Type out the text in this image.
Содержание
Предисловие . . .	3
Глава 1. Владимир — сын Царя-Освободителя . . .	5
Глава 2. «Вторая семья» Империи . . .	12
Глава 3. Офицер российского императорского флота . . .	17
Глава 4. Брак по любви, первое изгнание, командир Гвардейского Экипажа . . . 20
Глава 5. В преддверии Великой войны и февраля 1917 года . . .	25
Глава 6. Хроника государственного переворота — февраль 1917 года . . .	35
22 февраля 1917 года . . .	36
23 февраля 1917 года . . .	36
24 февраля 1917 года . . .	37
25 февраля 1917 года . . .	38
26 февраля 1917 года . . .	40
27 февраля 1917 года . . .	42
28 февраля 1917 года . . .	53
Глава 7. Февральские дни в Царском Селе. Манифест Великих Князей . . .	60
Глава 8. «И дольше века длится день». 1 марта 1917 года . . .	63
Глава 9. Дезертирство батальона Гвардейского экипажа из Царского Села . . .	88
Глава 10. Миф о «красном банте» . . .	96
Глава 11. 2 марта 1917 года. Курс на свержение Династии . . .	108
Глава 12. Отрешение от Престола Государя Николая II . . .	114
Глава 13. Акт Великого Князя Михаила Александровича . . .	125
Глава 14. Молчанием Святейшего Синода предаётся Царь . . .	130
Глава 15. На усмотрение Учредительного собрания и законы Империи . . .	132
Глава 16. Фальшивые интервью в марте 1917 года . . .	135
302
+ + +
* _Work instructions_: Using the listing, say how many lines include the word "года", and add nothing else.

* _Written answer_: 12